═══ ARTICLE

Some might think of it as a ‘buzzword’. Others consider it a term to describe what they have known for some time. While some practitioners, policy makers and academics see it as a term that has revolutionised child protection responses to young people who come to harm beyond their front doors. Whichever way you describe it, one thing is true: the term ‘Contextual Safeguarding’ (CS) has become part of the child protection lexicon in the UK:

‘There needs to be a shift towards a model of Contextual Safeguarding where the risks are identified in different areas of the child's life and there's a coherent multi-agency response.’ (Parent participant in study on social care responses to exploitation by PACE, 2020)

It is not enough to work with individuals when a whole peer group is participating in harmful behaviour. Contextual safeguarding promotes awareness of vulnerability in the context … where adolescents spend their time, for example online, in parks or at school. (Triennial review of Serious Case Reviews, Brandon et al, 2020: 113)

══════
═══ DATASET EXCERPT

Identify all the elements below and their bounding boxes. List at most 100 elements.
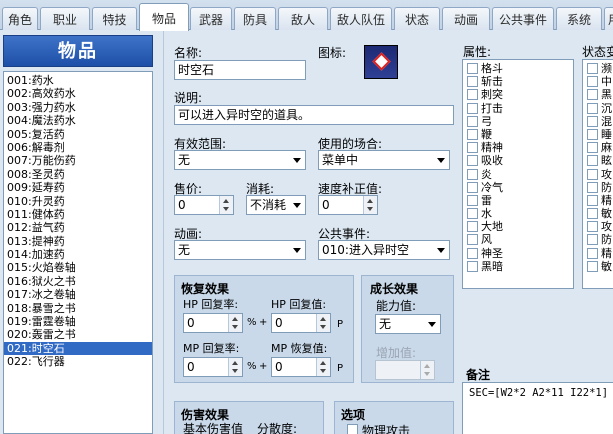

══════

# DIRECTIVE 1
In the text on Contextual Safeguarding, replace "term" with "phrase" and write out the part from "Some might think" up to and including "by PACE, 2020)".
# DIRECTIVE 2
Summarize the text on Contextual Safeguarding in three sentences.
Work from the text on Contextual Safeguarding alone, leaving the listing aside.

# EXERCISE SOLUTION 1
Some might think of it as a ‘buzzword’. Others consider it a phrase to describe what they have known for some time. While some practitioners, policy makers and academics see it as a phrase that has revolutionised child protection responses to young people who come to harm beyond their front doors. Whichever way you describe it, one thing is true: the phrase ‘Contextual Safeguarding’ (CS) has become part of the child protection lexicon in the UK:

‘There needs to be a shift towards a model of Contextual Safeguarding where the risks are identified in different areas of the child's life and there's a coherent multi-agency response.’ (Parent participant in study on social care responses to exploitation by PACE, 2020)

# EXERCISE SOLUTION 2
Although people describe the term "Contextual Safeguarding" in different ways, from a buzzword to a revolution in child protection responses to young people harmed beyond their front doors, it has become part of the UK child protection lexicon. A parent in a 2020 study calls for a shift toward a model that identifies risks in different areas of a child's life and has a coherent multi-agency response. A 2020 review of Serious Case Reviews holds that working with individuals is not enough when a whole peer group is involved in harmful behavior, and that Contextual Safeguarding promotes awareness of vulnerability where adolescents spend their time, such as online, in parks or at school.